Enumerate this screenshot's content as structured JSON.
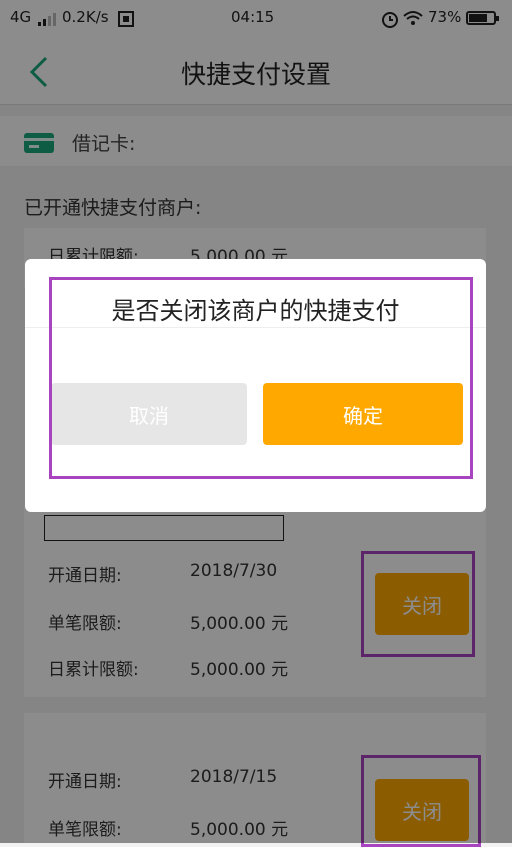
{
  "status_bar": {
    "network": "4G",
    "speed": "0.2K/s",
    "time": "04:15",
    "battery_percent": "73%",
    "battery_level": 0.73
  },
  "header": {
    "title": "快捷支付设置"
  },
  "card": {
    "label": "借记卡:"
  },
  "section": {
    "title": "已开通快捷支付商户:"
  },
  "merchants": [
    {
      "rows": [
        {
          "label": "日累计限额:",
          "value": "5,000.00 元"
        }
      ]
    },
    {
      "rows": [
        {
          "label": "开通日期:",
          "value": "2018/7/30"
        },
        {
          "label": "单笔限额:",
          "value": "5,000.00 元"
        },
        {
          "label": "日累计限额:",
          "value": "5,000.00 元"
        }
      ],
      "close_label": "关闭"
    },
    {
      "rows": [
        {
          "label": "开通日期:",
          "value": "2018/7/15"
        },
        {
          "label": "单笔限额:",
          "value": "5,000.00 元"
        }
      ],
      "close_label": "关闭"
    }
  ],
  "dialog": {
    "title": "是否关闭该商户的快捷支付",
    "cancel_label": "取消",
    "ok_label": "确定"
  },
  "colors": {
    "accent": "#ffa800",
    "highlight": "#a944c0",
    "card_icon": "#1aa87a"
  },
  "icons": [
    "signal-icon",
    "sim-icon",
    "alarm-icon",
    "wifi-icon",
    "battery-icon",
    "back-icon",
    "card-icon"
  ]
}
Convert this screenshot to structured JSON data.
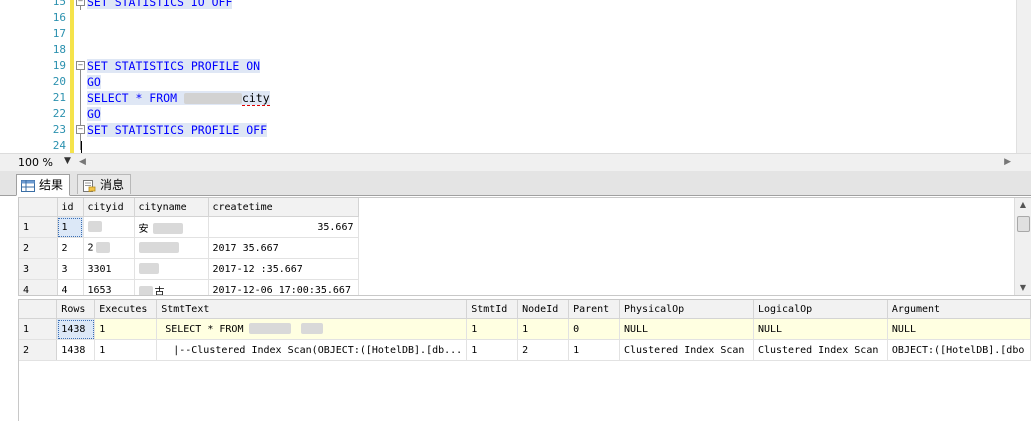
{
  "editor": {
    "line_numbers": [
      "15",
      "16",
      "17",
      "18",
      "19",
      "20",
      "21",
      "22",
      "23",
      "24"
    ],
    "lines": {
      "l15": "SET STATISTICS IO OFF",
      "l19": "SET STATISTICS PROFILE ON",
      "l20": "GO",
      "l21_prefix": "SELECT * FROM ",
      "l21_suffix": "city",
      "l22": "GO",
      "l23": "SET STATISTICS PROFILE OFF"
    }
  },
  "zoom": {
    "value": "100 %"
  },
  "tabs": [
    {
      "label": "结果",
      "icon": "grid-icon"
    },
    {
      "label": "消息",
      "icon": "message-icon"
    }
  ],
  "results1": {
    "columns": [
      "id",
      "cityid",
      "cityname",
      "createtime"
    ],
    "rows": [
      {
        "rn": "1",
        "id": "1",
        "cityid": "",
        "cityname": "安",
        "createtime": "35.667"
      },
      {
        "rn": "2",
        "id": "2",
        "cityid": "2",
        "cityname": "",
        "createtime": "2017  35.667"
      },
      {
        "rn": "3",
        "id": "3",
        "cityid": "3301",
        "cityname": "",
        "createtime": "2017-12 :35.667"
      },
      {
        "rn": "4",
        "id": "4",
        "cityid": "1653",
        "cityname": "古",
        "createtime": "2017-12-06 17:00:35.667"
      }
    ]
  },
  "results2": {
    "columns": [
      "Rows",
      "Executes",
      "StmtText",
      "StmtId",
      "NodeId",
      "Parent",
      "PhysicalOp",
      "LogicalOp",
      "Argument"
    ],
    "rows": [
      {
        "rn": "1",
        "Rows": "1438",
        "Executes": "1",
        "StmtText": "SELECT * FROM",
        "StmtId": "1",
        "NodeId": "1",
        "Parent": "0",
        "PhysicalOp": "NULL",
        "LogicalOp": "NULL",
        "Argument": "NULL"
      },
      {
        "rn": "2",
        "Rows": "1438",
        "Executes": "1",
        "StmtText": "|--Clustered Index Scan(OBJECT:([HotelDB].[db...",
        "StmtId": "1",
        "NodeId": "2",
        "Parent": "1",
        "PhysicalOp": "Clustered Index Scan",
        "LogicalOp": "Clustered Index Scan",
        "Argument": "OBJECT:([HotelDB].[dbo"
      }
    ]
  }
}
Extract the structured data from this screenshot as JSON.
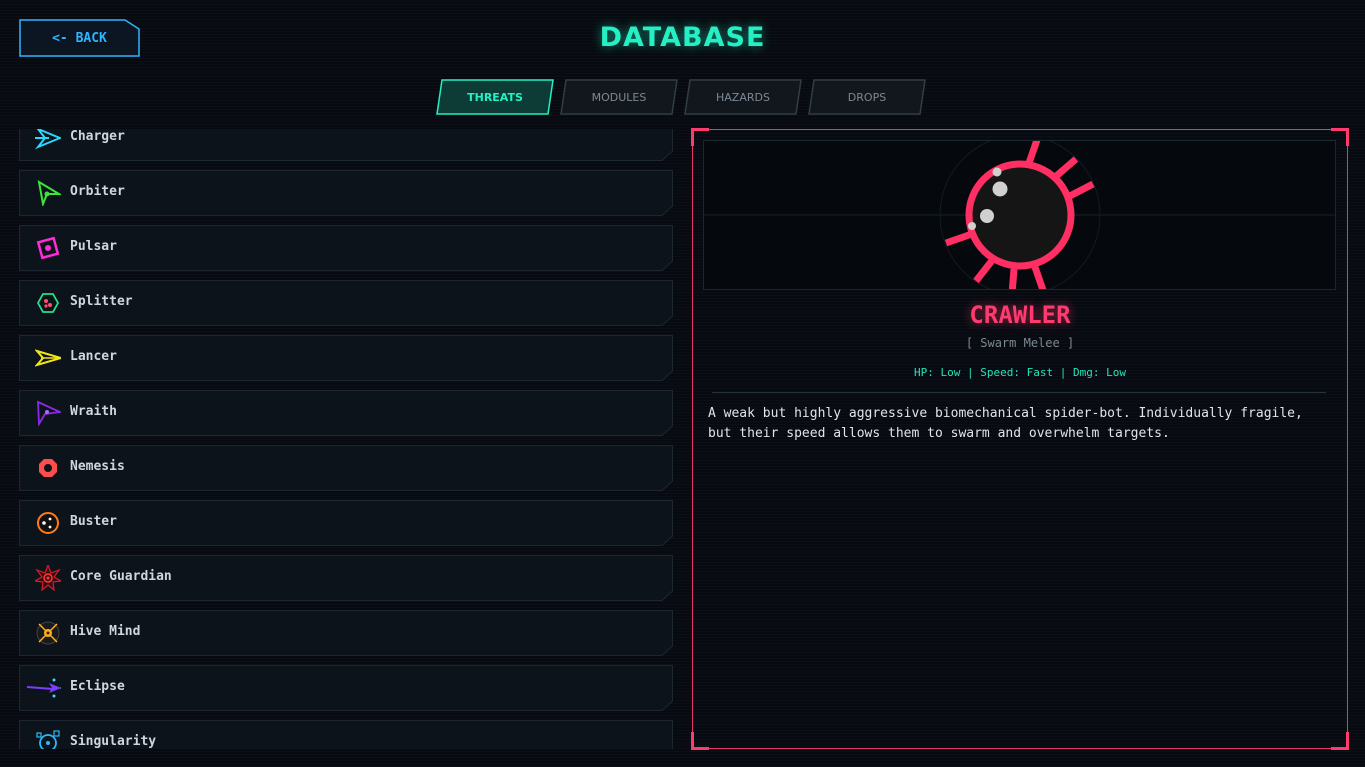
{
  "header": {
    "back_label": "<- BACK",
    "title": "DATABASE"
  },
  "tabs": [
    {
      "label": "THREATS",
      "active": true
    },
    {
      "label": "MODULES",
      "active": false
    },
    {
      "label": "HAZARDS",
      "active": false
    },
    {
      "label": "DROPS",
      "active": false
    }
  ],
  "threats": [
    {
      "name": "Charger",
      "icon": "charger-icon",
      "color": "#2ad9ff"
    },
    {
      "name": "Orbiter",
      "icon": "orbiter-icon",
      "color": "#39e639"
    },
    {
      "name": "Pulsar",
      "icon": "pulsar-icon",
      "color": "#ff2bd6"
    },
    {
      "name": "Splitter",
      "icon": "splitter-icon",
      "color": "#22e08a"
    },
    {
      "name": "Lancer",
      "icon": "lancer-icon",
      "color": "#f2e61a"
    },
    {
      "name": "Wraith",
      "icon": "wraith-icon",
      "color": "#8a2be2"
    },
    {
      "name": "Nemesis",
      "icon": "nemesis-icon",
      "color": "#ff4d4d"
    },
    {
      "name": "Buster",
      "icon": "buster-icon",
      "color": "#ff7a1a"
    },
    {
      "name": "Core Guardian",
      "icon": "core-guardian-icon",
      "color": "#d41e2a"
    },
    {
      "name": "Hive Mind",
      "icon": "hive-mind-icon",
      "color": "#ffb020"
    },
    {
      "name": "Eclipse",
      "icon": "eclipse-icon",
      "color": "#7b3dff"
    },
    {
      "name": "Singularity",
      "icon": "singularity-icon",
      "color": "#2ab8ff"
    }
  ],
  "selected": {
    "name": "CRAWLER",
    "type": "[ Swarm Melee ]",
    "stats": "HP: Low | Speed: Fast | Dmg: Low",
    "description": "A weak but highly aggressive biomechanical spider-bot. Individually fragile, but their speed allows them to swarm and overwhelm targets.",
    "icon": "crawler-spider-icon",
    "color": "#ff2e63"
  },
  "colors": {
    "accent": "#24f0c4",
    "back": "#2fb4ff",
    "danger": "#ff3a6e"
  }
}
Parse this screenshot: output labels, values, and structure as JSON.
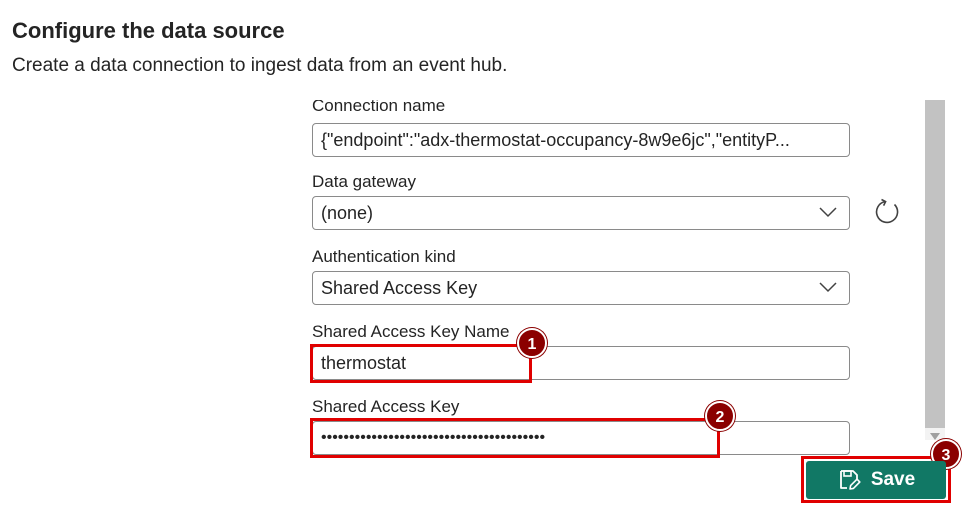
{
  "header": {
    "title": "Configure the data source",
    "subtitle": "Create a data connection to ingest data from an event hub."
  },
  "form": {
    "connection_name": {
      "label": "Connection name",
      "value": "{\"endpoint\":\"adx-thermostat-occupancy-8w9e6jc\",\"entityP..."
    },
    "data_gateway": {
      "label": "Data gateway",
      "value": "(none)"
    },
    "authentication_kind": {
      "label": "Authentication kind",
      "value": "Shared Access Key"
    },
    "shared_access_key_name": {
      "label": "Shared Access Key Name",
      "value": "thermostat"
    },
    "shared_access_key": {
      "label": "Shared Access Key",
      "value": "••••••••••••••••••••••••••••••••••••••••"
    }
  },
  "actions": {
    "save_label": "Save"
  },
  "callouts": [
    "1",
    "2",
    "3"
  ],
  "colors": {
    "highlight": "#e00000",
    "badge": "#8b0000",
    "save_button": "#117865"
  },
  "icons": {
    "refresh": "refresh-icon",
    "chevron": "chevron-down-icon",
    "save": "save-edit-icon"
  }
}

###

◆ **Instruction**:
Go through the entries above and output them exactly, without pictures.

◆ **Solution for this task**:
Enumerate this screenshot's content as structured JSON.
{
  "status_bar": {
    "network": "4G",
    "speed": "0.2K/s",
    "time": "04:15",
    "battery_percent": "73%",
    "battery_level": 0.73
  },
  "header": {
    "title": "快捷支付设置"
  },
  "card": {
    "label": "借记卡:"
  },
  "section": {
    "title": "已开通快捷支付商户:"
  },
  "merchants": [
    {
      "rows": [
        {
          "label": "日累计限额:",
          "value": "5,000.00 元"
        }
      ]
    },
    {
      "rows": [
        {
          "label": "开通日期:",
          "value": "2018/7/30"
        },
        {
          "label": "单笔限额:",
          "value": "5,000.00 元"
        },
        {
          "label": "日累计限额:",
          "value": "5,000.00 元"
        }
      ],
      "close_label": "关闭"
    },
    {
      "rows": [
        {
          "label": "开通日期:",
          "value": "2018/7/15"
        },
        {
          "label": "单笔限额:",
          "value": "5,000.00 元"
        }
      ],
      "close_label": "关闭"
    }
  ],
  "dialog": {
    "title": "是否关闭该商户的快捷支付",
    "cancel_label": "取消",
    "ok_label": "确定"
  },
  "colors": {
    "accent": "#ffa800",
    "highlight": "#a944c0",
    "card_icon": "#1aa87a"
  },
  "icons": [
    "signal-icon",
    "sim-icon",
    "alarm-icon",
    "wifi-icon",
    "battery-icon",
    "back-icon",
    "card-icon"
  ]
}
Convert this screenshot to structured JSON data.
{
  "editor": {
    "line_numbers": [
      "15",
      "16",
      "17",
      "18",
      "19",
      "20",
      "21",
      "22",
      "23",
      "24"
    ],
    "lines": {
      "l15": "SET STATISTICS IO OFF",
      "l19": "SET STATISTICS PROFILE ON",
      "l20": "GO",
      "l21_prefix": "SELECT * FROM ",
      "l21_suffix": "city",
      "l22": "GO",
      "l23": "SET STATISTICS PROFILE OFF"
    }
  },
  "zoom": {
    "value": "100 %"
  },
  "tabs": [
    {
      "label": "结果",
      "icon": "grid-icon"
    },
    {
      "label": "消息",
      "icon": "message-icon"
    }
  ],
  "results1": {
    "columns": [
      "id",
      "cityid",
      "cityname",
      "createtime"
    ],
    "rows": [
      {
        "rn": "1",
        "id": "1",
        "cityid": "",
        "cityname": "安",
        "createtime": "35.667"
      },
      {
        "rn": "2",
        "id": "2",
        "cityid": "2",
        "cityname": "",
        "createtime": "2017  35.667"
      },
      {
        "rn": "3",
        "id": "3",
        "cityid": "3301",
        "cityname": "",
        "createtime": "2017-12 :35.667"
      },
      {
        "rn": "4",
        "id": "4",
        "cityid": "1653",
        "cityname": "古",
        "createtime": "2017-12-06 17:00:35.667"
      }
    ]
  },
  "results2": {
    "columns": [
      "Rows",
      "Executes",
      "StmtText",
      "StmtId",
      "NodeId",
      "Parent",
      "PhysicalOp",
      "LogicalOp",
      "Argument"
    ],
    "rows": [
      {
        "rn": "1",
        "Rows": "1438",
        "Executes": "1",
        "StmtText": "SELECT * FROM",
        "StmtId": "1",
        "NodeId": "1",
        "Parent": "0",
        "PhysicalOp": "NULL",
        "LogicalOp": "NULL",
        "Argument": "NULL"
      },
      {
        "rn": "2",
        "Rows": "1438",
        "Executes": "1",
        "StmtText": "|--Clustered Index Scan(OBJECT:([HotelDB].[db...",
        "StmtId": "1",
        "NodeId": "2",
        "Parent": "1",
        "PhysicalOp": "Clustered Index Scan",
        "LogicalOp": "Clustered Index Scan",
        "Argument": "OBJECT:([HotelDB].[dbo"
      }
    ]
  }
}
Extract the structured data from this screenshot as JSON.
{
  "header": {
    "back_label": "<- BACK",
    "title": "DATABASE"
  },
  "tabs": [
    {
      "label": "THREATS",
      "active": true
    },
    {
      "label": "MODULES",
      "active": false
    },
    {
      "label": "HAZARDS",
      "active": false
    },
    {
      "label": "DROPS",
      "active": false
    }
  ],
  "threats": [
    {
      "name": "Charger",
      "icon": "charger-icon",
      "color": "#2ad9ff"
    },
    {
      "name": "Orbiter",
      "icon": "orbiter-icon",
      "color": "#39e639"
    },
    {
      "name": "Pulsar",
      "icon": "pulsar-icon",
      "color": "#ff2bd6"
    },
    {
      "name": "Splitter",
      "icon": "splitter-icon",
      "color": "#22e08a"
    },
    {
      "name": "Lancer",
      "icon": "lancer-icon",
      "color": "#f2e61a"
    },
    {
      "name": "Wraith",
      "icon": "wraith-icon",
      "color": "#8a2be2"
    },
    {
      "name": "Nemesis",
      "icon": "nemesis-icon",
      "color": "#ff4d4d"
    },
    {
      "name": "Buster",
      "icon": "buster-icon",
      "color": "#ff7a1a"
    },
    {
      "name": "Core Guardian",
      "icon": "core-guardian-icon",
      "color": "#d41e2a"
    },
    {
      "name": "Hive Mind",
      "icon": "hive-mind-icon",
      "color": "#ffb020"
    },
    {
      "name": "Eclipse",
      "icon": "eclipse-icon",
      "color": "#7b3dff"
    },
    {
      "name": "Singularity",
      "icon": "singularity-icon",
      "color": "#2ab8ff"
    }
  ],
  "selected": {
    "name": "CRAWLER",
    "type": "[ Swarm Melee ]",
    "stats": "HP: Low | Speed: Fast | Dmg: Low",
    "description": "A weak but highly aggressive biomechanical spider-bot. Individually fragile, but their speed allows them to swarm and overwhelm targets.",
    "icon": "crawler-spider-icon",
    "color": "#ff2e63"
  },
  "colors": {
    "accent": "#24f0c4",
    "back": "#2fb4ff",
    "danger": "#ff3a6e"
  }
}
Parse this screenshot: output labels, values, and structure as JSON.
{
  "header": {
    "title": "Configure the data source",
    "subtitle": "Create a data connection to ingest data from an event hub."
  },
  "form": {
    "connection_name": {
      "label": "Connection name",
      "value": "{\"endpoint\":\"adx-thermostat-occupancy-8w9e6jc\",\"entityP..."
    },
    "data_gateway": {
      "label": "Data gateway",
      "value": "(none)"
    },
    "authentication_kind": {
      "label": "Authentication kind",
      "value": "Shared Access Key"
    },
    "shared_access_key_name": {
      "label": "Shared Access Key Name",
      "value": "thermostat"
    },
    "shared_access_key": {
      "label": "Shared Access Key",
      "value": "••••••••••••••••••••••••••••••••••••••••"
    }
  },
  "actions": {
    "save_label": "Save"
  },
  "callouts": [
    "1",
    "2",
    "3"
  ],
  "colors": {
    "highlight": "#e00000",
    "badge": "#8b0000",
    "save_button": "#117865"
  },
  "icons": {
    "refresh": "refresh-icon",
    "chevron": "chevron-down-icon",
    "save": "save-edit-icon"
  }
}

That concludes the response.